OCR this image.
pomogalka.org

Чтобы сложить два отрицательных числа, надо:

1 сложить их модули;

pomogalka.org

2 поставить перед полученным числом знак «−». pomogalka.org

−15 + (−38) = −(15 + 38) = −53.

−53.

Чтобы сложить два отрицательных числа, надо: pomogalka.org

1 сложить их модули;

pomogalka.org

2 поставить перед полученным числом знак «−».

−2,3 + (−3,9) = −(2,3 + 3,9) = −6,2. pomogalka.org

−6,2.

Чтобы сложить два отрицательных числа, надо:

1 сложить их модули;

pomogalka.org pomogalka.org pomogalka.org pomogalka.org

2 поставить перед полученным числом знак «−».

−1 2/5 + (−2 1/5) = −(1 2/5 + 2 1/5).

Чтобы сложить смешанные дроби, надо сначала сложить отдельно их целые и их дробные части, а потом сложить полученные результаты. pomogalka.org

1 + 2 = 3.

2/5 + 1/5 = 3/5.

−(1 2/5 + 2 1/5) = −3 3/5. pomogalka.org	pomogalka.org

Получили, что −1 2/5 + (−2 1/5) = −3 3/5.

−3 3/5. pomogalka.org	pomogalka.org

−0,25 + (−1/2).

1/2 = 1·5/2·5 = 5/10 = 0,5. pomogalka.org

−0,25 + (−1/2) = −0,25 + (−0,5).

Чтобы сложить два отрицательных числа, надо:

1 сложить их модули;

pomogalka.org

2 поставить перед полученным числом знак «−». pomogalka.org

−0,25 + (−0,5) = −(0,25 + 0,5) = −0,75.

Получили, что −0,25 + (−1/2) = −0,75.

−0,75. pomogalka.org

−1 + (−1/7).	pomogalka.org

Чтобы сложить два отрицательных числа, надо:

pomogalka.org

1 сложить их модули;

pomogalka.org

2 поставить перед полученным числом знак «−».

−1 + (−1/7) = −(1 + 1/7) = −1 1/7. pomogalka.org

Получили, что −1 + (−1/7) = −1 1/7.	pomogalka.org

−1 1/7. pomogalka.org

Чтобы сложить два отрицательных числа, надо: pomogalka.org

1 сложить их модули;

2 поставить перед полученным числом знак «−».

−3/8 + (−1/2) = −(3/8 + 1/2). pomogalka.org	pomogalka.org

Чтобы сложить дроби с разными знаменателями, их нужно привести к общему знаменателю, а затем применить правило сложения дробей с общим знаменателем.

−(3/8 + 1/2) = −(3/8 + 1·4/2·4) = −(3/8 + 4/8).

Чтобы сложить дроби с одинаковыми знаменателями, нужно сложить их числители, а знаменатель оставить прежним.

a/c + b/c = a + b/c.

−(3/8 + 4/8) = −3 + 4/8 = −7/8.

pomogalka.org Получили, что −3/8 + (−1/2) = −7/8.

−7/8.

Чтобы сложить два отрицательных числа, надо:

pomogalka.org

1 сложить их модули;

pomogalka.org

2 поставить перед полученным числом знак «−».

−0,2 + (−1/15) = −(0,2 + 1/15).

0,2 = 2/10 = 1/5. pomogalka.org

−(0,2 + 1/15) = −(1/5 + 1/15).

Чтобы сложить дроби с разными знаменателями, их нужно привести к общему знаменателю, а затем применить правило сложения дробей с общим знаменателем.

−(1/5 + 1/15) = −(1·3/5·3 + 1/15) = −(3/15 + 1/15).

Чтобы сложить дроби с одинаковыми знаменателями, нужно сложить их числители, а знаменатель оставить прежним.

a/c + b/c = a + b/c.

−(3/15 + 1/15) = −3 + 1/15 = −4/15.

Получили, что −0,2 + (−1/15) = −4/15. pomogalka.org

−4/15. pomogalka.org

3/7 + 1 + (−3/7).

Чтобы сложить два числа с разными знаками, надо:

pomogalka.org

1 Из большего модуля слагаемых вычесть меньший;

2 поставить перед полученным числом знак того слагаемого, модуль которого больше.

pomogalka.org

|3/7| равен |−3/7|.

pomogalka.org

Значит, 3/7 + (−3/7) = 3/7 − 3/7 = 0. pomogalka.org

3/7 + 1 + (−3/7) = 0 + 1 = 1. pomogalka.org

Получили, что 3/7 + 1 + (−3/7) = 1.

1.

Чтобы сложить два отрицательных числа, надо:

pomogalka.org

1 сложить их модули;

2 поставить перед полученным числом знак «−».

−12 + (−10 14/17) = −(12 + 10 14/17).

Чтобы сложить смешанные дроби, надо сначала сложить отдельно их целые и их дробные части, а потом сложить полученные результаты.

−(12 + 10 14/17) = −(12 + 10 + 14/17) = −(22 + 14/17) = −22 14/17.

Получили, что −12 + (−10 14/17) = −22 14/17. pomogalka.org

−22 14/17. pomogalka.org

## PROBLEM DESCRIPTION
Give back the whole listing exactly as it reads.

## SOLUTION FOR THIS EXERCISE
OCR this image.
pomogalka.org

Чтобы сложить два отрицательных числа, надо:

1 сложить их модули;

pomogalka.org

2 поставить перед полученным числом знак «−». pomogalka.org

−15 + (−38) = −(15 + 38) = −53.

−53.

Чтобы сложить два отрицательных числа, надо: pomogalka.org

1 сложить их модули;

pomogalka.org

2 поставить перед полученным числом знак «−».

−2,3 + (−3,9) = −(2,3 + 3,9) = −6,2. pomogalka.org

−6,2.

Чтобы сложить два отрицательных числа, надо:

1 сложить их модули;

pomogalka.org pomogalka.org pomogalka.org pomogalka.org

2 поставить перед полученным числом знак «−».

−1 2/5 + (−2 1/5) = −(1 2/5 + 2 1/5).

Чтобы сложить смешанные дроби, надо сначала сложить отдельно их целые и их дробные части, а потом сложить полученные результаты. pomogalka.org

1 + 2 = 3.

2/5 + 1/5 = 3/5.

−(1 2/5 + 2 1/5) = −3 3/5. pomogalka.org	pomogalka.org

Получили, что −1 2/5 + (−2 1/5) = −3 3/5.

−3 3/5. pomogalka.org	pomogalka.org

−0,25 + (−1/2).

1/2 = 1·5/2·5 = 5/10 = 0,5. pomogalka.org

−0,25 + (−1/2) = −0,25 + (−0,5).

Чтобы сложить два отрицательных числа, надо:

1 сложить их модули;

pomogalka.org

2 поставить перед полученным числом знак «−». pomogalka.org

−0,25 + (−0,5) = −(0,25 + 0,5) = −0,75.

Получили, что −0,25 + (−1/2) = −0,75.

−0,75. pomogalka.org

−1 + (−1/7).	pomogalka.org

Чтобы сложить два отрицательных числа, надо:

pomogalka.org

1 сложить их модули;

pomogalka.org

2 поставить перед полученным числом знак «−».

−1 + (−1/7) = −(1 + 1/7) = −1 1/7. pomogalka.org

Получили, что −1 + (−1/7) = −1 1/7.	pomogalka.org

−1 1/7. pomogalka.org

Чтобы сложить два отрицательных числа, надо: pomogalka.org

1 сложить их модули;

2 поставить перед полученным числом знак «−».

−3/8 + (−1/2) = −(3/8 + 1/2). pomogalka.org	pomogalka.org

Чтобы сложить дроби с разными знаменателями, их нужно привести к общему знаменателю, а затем применить правило сложения дробей с общим знаменателем.

−(3/8 + 1/2) = −(3/8 + 1·4/2·4) = −(3/8 + 4/8).

Чтобы сложить дроби с одинаковыми знаменателями, нужно сложить их числители, а знаменатель оставить прежним.

a/c + b/c = a + b/c.

−(3/8 + 4/8) = −3 + 4/8 = −7/8.

pomogalka.org Получили, что −3/8 + (−1/2) = −7/8.

−7/8.

Чтобы сложить два отрицательных числа, надо:

pomogalka.org

1 сложить их модули;

pomogalka.org

2 поставить перед полученным числом знак «−».

−0,2 + (−1/15) = −(0,2 + 1/15).

0,2 = 2/10 = 1/5. pomogalka.org

−(0,2 + 1/15) = −(1/5 + 1/15).

Чтобы сложить дроби с разными знаменателями, их нужно привести к общему знаменателю, а затем применить правило сложения дробей с общим знаменателем.

−(1/5 + 1/15) = −(1·3/5·3 + 1/15) = −(3/15 + 1/15).

Чтобы сложить дроби с одинаковыми знаменателями, нужно сложить их числители, а знаменатель оставить прежним.

a/c + b/c = a + b/c.

−(3/15 + 1/15) = −3 + 1/15 = −4/15.

Получили, что −0,2 + (−1/15) = −4/15. pomogalka.org

−4/15. pomogalka.org

3/7 + 1 + (−3/7).

Чтобы сложить два числа с разными знаками, надо:

pomogalka.org

1 Из большего модуля слагаемых вычесть меньший;

2 поставить перед полученным числом знак того слагаемого, модуль которого больше.

pomogalka.org

|3/7| равен |−3/7|.

pomogalka.org

Значит, 3/7 + (−3/7) = 3/7 − 3/7 = 0. pomogalka.org

3/7 + 1 + (−3/7) = 0 + 1 = 1. pomogalka.org

Получили, что 3/7 + 1 + (−3/7) = 1.

1.

Чтобы сложить два отрицательных числа, надо:

pomogalka.org

1 сложить их модули;

2 поставить перед полученным числом знак «−».

−12 + (−10 14/17) = −(12 + 10 14/17).

Чтобы сложить смешанные дроби, надо сначала сложить отдельно их целые и их дробные части, а потом сложить полученные результаты.

−(12 + 10 14/17) = −(12 + 10 + 14/17) = −(22 + 14/17) = −22 14/17.

Получили, что −12 + (−10 14/17) = −22 14/17. pomogalka.org

−22 14/17. pomogalka.org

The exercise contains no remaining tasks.